GIVEN TASK :: Sift the material for lines containing "JSON", and return them.

DATA LINES ::
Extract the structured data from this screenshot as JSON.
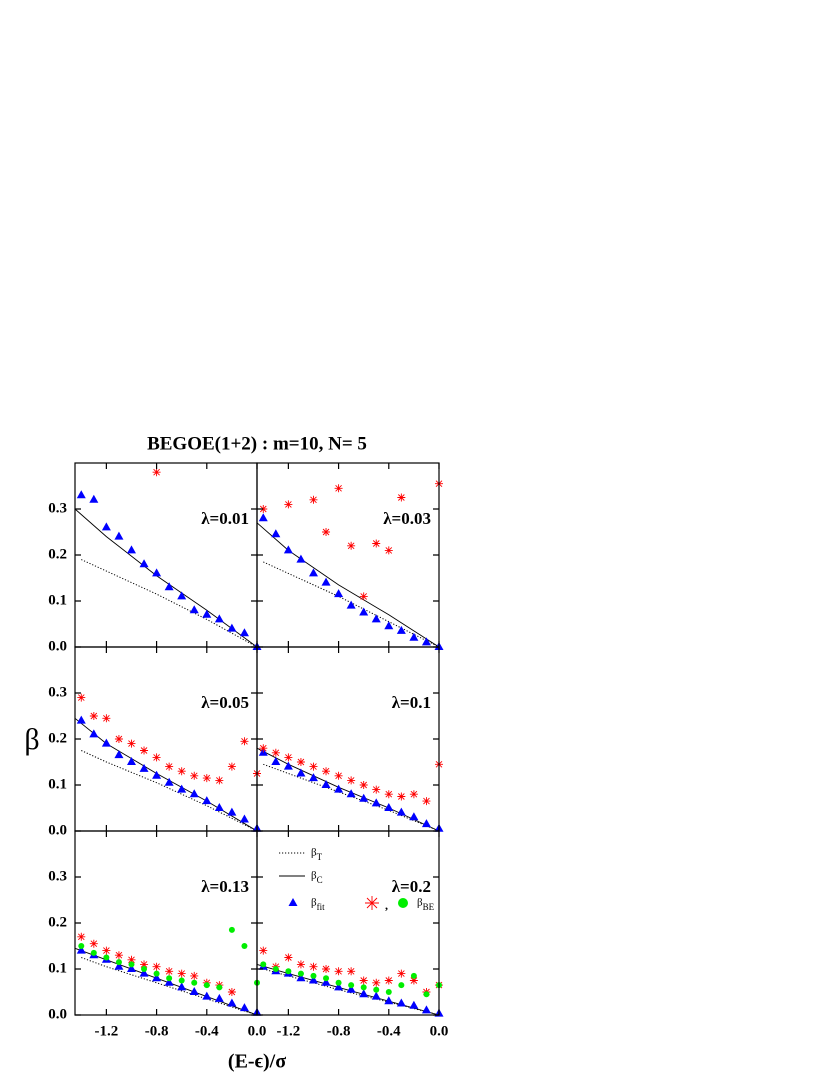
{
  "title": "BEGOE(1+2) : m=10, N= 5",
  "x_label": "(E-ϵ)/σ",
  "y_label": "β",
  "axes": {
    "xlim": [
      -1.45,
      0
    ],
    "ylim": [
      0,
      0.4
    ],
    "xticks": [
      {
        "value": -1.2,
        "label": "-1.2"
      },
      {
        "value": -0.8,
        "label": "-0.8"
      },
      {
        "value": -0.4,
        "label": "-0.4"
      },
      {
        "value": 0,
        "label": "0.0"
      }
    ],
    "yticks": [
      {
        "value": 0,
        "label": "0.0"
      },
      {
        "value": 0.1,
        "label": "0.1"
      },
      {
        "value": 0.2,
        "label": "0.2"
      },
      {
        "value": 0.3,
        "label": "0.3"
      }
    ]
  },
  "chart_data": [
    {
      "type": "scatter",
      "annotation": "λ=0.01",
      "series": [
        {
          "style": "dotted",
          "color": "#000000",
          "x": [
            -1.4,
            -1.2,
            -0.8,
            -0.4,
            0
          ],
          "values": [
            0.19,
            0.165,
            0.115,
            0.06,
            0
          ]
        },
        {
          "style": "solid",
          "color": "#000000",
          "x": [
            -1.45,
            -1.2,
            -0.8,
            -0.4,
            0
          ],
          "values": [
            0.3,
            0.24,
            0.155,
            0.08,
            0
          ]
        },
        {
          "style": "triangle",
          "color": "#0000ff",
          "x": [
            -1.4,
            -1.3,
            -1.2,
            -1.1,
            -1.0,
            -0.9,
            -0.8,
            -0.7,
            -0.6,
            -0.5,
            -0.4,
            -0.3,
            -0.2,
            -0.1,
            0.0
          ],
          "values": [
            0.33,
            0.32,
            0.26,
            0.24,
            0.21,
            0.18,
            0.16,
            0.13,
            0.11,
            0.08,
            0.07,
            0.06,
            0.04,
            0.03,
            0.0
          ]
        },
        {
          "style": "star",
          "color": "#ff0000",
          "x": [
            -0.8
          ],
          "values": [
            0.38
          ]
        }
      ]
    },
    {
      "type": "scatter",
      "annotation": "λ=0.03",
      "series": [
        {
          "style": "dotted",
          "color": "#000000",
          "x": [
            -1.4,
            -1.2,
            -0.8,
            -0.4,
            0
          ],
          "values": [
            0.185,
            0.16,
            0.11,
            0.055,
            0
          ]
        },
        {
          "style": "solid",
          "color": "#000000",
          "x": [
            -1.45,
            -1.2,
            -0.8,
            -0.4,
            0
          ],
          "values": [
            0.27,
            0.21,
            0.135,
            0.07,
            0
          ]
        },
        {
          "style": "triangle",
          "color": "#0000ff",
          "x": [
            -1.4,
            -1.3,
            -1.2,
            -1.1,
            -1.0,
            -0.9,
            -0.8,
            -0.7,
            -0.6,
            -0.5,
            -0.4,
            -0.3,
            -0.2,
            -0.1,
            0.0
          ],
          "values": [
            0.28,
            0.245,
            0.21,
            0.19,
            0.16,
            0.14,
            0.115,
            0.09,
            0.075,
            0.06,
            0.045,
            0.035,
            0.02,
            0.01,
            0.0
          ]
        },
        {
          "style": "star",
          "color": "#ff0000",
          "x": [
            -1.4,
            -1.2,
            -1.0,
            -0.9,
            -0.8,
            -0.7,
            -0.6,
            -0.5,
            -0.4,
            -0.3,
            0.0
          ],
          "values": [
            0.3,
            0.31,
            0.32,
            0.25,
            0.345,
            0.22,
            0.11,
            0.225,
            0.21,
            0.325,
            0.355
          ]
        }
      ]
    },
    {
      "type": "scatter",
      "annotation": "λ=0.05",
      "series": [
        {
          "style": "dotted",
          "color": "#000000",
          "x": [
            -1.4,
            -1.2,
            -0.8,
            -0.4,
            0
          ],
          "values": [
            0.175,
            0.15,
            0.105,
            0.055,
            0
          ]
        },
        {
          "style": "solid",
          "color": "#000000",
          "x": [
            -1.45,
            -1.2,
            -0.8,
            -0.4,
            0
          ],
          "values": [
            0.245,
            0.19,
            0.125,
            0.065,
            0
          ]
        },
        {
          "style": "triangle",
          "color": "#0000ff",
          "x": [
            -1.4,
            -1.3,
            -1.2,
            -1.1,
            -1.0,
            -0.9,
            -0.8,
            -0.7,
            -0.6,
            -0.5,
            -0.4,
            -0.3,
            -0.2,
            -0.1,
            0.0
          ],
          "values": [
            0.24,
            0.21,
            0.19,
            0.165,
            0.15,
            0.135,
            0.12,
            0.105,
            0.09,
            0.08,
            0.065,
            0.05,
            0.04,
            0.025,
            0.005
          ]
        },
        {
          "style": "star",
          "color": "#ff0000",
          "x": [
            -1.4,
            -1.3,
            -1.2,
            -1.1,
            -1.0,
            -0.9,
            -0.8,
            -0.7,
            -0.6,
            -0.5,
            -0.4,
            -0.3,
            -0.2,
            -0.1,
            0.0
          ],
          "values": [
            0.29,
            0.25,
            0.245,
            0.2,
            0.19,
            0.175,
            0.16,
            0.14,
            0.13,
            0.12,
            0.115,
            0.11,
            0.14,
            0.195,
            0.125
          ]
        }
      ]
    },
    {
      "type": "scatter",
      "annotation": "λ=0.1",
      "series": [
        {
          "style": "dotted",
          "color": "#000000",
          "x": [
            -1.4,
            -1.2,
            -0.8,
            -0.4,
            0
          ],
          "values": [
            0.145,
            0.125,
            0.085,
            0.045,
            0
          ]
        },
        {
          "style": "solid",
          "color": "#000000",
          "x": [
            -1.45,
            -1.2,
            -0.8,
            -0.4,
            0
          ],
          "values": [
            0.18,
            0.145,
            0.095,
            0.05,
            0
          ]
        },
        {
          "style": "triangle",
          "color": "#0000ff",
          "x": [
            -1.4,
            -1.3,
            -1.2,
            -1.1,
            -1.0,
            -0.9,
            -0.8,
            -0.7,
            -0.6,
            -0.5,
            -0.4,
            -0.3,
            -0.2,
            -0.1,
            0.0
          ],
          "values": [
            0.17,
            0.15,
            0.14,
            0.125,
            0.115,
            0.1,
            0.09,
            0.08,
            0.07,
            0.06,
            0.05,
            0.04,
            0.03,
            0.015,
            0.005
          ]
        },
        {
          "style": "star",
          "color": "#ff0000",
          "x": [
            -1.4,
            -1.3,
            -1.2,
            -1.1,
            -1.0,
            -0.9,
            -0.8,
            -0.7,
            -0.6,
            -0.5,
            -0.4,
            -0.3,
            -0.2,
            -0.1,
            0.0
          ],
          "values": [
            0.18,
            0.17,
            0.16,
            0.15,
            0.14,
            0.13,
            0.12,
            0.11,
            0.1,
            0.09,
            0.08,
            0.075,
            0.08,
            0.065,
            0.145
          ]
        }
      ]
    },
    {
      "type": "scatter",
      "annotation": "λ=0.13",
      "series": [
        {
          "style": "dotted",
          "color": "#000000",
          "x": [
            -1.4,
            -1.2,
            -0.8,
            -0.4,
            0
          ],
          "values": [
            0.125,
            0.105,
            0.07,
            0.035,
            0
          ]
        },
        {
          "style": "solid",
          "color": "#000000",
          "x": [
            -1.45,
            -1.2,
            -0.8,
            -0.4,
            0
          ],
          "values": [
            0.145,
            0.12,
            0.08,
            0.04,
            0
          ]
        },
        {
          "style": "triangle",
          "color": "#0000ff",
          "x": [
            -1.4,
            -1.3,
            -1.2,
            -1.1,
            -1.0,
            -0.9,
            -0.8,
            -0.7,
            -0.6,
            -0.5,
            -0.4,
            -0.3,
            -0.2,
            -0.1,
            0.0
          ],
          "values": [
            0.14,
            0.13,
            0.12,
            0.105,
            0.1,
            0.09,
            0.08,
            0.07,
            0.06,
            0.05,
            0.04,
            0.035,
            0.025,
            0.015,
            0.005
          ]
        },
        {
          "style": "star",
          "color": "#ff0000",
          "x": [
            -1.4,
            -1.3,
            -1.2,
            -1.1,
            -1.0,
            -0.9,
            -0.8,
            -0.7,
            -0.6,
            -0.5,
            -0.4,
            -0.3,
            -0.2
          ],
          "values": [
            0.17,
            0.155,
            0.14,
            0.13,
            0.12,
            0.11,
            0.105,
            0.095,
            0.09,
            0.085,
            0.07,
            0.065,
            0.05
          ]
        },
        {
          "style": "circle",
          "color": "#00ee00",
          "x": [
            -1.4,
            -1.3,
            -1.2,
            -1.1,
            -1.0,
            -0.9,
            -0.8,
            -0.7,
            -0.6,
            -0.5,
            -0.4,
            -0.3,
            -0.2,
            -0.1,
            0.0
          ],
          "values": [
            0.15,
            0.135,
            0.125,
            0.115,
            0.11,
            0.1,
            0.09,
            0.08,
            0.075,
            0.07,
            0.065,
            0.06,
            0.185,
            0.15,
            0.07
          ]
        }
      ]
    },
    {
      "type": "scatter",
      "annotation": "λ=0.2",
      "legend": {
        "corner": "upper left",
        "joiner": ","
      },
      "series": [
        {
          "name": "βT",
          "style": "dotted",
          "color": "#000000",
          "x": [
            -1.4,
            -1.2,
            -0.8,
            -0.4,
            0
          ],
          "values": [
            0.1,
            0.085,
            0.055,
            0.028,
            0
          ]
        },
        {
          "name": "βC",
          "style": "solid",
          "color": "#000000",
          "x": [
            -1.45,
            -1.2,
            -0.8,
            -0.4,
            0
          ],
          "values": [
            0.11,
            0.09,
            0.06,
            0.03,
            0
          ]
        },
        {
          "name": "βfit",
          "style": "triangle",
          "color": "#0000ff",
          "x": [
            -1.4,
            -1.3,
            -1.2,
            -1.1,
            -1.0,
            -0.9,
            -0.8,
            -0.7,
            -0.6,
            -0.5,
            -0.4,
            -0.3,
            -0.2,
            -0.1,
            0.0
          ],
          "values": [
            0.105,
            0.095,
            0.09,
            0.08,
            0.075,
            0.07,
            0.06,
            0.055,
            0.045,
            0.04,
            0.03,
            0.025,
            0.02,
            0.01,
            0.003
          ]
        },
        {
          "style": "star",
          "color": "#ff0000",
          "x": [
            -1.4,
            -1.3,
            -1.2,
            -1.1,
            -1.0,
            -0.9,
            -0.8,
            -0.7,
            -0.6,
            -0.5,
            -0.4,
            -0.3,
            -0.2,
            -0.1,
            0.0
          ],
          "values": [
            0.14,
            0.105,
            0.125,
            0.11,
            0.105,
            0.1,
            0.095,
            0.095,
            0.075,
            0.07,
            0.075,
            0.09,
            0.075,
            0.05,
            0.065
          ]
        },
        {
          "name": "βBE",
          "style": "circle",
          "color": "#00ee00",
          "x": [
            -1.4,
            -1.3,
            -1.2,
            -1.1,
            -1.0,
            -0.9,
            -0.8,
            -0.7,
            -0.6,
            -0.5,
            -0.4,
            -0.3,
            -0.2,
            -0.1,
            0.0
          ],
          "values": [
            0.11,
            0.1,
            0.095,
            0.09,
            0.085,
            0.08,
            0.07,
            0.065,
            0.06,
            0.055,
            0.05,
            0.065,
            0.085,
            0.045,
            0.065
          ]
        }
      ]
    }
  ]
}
...
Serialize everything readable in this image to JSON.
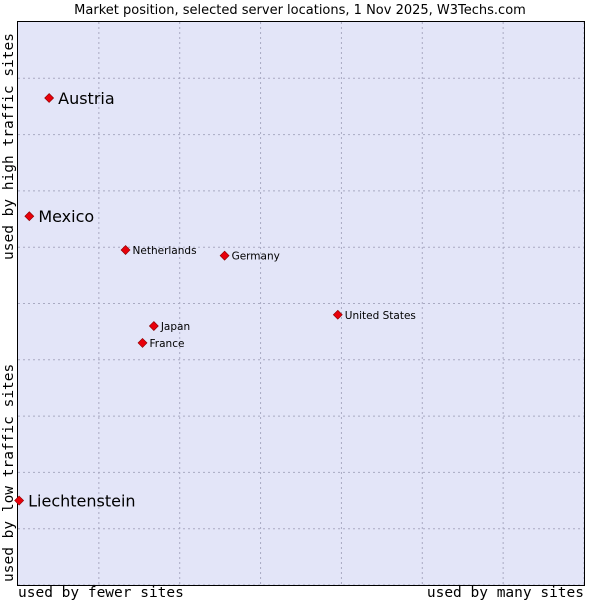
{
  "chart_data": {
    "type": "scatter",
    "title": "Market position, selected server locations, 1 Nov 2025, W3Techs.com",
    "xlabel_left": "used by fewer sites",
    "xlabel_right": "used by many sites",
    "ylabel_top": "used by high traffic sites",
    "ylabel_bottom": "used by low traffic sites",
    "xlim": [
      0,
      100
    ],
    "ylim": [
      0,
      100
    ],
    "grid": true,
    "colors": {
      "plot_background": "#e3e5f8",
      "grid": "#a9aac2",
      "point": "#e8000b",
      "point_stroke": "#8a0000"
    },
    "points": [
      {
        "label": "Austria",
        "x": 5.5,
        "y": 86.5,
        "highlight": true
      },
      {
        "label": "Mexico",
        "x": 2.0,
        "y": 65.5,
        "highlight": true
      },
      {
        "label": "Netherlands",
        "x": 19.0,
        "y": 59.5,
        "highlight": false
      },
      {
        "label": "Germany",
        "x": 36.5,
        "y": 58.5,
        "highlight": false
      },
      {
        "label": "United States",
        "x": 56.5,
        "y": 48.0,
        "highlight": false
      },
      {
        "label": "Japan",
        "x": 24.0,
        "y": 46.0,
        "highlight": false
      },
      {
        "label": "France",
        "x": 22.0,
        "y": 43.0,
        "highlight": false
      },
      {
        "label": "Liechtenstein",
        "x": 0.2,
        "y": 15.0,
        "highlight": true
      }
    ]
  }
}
...
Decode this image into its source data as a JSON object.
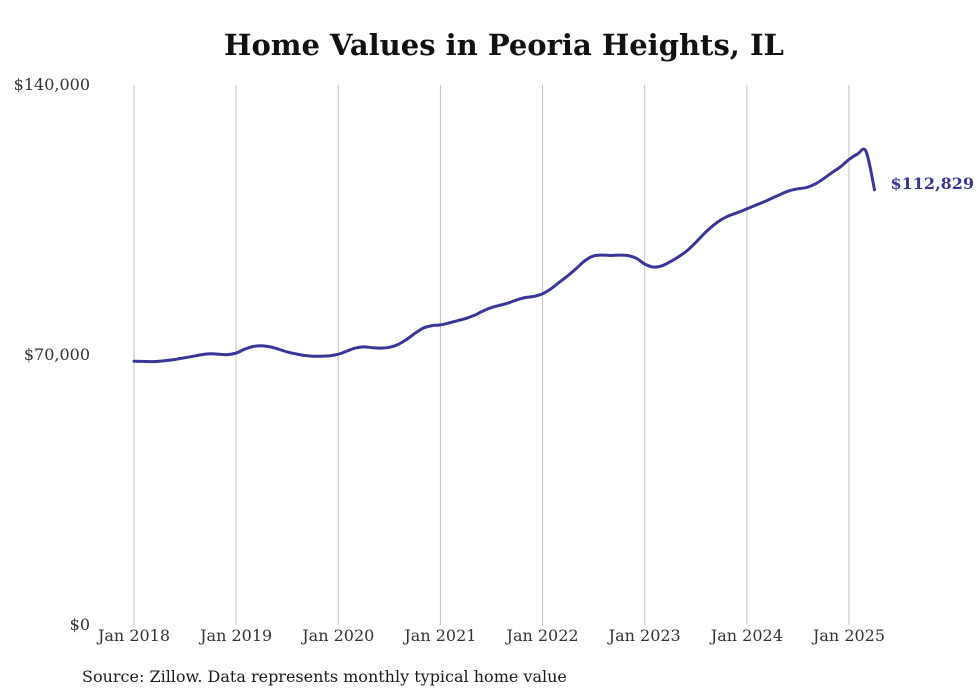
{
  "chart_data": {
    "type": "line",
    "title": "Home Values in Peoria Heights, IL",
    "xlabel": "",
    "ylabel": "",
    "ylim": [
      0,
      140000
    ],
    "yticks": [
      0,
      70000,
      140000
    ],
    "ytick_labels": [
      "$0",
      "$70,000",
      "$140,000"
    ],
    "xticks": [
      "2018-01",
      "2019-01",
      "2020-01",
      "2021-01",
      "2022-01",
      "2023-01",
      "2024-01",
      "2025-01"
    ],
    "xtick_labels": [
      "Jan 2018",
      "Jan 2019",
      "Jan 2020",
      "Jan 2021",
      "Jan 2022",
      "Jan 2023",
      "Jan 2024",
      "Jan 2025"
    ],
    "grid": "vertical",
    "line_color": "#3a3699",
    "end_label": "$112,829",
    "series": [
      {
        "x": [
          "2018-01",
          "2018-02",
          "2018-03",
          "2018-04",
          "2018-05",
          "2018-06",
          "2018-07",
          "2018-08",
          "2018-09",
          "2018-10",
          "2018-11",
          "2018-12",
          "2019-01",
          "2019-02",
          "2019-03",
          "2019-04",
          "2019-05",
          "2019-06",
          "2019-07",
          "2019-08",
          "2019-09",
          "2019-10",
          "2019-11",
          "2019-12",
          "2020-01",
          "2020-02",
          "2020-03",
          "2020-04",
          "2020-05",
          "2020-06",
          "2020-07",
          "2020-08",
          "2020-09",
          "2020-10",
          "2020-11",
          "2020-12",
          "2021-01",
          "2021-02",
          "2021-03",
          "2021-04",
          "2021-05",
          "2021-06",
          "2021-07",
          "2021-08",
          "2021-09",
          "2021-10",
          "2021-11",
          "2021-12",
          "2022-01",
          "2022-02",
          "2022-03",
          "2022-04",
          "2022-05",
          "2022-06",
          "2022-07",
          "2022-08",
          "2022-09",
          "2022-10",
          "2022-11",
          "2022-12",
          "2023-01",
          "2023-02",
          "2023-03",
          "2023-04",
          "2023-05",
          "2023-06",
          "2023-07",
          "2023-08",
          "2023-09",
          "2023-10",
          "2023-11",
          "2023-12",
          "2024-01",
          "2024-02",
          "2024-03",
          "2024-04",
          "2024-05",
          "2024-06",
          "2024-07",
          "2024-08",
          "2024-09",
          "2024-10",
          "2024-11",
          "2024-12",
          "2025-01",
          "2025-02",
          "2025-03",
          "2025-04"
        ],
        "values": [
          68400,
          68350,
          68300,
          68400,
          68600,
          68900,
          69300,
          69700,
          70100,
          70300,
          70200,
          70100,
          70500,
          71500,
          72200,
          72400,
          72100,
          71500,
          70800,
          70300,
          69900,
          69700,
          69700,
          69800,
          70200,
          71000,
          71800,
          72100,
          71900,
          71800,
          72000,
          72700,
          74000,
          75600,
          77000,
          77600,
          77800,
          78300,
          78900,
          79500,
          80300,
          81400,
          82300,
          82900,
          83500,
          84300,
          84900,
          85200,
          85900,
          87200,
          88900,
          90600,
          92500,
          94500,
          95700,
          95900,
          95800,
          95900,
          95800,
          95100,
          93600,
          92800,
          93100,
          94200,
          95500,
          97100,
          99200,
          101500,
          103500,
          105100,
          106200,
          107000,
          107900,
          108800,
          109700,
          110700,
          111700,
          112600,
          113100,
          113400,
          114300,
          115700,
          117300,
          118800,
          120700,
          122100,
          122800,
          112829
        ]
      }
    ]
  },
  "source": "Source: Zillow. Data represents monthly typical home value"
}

TASK OUTPUT ::
Extract the structured data from this screenshot as JSON.
Serialize everything readable in this image to JSON.
Decode this image into its source data as a JSON object.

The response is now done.